======== AVAILABLE RECORDS

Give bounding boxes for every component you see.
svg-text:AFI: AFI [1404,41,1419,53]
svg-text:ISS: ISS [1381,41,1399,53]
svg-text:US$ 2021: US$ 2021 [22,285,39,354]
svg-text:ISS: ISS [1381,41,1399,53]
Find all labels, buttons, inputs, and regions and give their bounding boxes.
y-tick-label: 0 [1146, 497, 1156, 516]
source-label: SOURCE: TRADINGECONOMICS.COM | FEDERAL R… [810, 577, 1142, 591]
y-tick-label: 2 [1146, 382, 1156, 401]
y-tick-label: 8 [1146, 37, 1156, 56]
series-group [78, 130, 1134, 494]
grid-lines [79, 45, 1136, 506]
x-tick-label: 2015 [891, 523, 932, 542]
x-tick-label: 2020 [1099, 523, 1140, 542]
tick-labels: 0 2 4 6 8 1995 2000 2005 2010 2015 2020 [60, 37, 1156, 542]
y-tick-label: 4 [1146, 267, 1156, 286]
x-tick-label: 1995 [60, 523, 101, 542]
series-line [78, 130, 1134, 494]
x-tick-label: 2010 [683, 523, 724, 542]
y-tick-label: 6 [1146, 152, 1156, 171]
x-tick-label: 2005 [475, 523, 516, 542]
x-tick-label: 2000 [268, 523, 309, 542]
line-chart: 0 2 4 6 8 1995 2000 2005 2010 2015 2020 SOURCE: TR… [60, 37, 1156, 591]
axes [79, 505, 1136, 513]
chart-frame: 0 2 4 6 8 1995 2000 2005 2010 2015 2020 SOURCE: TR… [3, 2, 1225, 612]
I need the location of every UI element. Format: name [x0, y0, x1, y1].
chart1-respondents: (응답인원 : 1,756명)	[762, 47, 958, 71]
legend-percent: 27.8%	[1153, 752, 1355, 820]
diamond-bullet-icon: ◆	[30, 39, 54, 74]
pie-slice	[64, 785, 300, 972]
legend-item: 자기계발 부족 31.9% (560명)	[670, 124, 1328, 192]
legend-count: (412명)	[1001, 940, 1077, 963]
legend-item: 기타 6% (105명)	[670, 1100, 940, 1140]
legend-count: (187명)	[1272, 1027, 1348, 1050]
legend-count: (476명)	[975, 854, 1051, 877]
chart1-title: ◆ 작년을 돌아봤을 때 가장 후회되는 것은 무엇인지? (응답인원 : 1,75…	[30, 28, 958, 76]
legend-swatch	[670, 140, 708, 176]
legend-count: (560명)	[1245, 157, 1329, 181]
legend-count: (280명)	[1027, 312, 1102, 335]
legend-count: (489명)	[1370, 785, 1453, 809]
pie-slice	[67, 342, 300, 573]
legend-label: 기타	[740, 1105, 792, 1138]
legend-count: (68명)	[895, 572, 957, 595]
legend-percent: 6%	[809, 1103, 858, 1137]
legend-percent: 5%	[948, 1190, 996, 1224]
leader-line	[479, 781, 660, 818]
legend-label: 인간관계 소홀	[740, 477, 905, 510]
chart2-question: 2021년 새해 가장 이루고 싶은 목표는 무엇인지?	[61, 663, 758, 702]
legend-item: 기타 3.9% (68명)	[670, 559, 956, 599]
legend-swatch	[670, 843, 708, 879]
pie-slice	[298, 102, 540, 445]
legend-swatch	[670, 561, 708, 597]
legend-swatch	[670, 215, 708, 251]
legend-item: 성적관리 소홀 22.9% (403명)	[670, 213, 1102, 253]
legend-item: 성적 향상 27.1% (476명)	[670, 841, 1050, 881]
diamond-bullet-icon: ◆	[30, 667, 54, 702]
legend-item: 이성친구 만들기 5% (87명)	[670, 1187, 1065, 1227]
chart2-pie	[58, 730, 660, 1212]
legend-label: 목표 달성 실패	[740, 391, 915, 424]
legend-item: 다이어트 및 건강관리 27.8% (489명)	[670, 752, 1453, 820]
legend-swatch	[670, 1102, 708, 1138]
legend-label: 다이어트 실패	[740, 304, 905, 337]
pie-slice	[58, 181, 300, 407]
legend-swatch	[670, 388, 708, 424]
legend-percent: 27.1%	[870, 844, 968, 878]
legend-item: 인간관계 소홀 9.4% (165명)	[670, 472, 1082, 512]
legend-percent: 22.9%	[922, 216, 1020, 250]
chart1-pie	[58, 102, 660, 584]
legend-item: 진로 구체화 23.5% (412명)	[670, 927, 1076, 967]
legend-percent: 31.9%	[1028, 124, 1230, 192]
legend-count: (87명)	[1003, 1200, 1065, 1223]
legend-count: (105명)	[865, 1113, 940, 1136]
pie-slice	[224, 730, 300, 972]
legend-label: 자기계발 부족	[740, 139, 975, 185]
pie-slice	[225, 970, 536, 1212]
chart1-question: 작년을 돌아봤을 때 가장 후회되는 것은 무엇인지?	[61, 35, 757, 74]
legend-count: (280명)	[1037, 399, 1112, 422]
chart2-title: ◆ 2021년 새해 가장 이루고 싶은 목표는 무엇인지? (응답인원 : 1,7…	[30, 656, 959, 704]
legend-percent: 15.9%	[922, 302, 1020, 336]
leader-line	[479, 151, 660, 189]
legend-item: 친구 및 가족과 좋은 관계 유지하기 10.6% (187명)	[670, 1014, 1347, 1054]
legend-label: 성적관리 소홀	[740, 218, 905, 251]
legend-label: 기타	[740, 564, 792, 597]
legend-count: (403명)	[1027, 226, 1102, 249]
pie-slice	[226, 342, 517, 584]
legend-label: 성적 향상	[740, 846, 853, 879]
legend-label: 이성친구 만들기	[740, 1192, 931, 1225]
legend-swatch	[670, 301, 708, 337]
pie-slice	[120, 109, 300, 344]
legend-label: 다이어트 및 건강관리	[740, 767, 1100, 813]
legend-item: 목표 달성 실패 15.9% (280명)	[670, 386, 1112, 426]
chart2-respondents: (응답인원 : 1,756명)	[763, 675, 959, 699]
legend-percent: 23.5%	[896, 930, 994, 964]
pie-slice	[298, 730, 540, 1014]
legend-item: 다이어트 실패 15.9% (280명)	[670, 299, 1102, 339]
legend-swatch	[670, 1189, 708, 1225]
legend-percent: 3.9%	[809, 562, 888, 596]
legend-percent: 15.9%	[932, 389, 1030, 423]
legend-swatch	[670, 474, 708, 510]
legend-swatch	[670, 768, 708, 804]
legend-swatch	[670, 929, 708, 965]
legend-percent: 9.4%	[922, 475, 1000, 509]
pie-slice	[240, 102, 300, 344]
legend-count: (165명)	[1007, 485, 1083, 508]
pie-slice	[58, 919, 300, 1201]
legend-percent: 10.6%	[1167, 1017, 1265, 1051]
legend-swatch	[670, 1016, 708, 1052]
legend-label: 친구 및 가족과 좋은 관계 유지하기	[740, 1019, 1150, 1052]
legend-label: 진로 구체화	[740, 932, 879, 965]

================

EXERCISE DESCRIPTION: Identify every line in the records that contains the string "text".

COMPLETED TASK:
svg-text:AFI: AFI [1404,41,1419,53]
svg-text:ISS: ISS [1381,41,1399,53]
svg-text:US$ 2021: US$ 2021 [22,285,39,354]
svg-text:ISS: ISS [1381,41,1399,53]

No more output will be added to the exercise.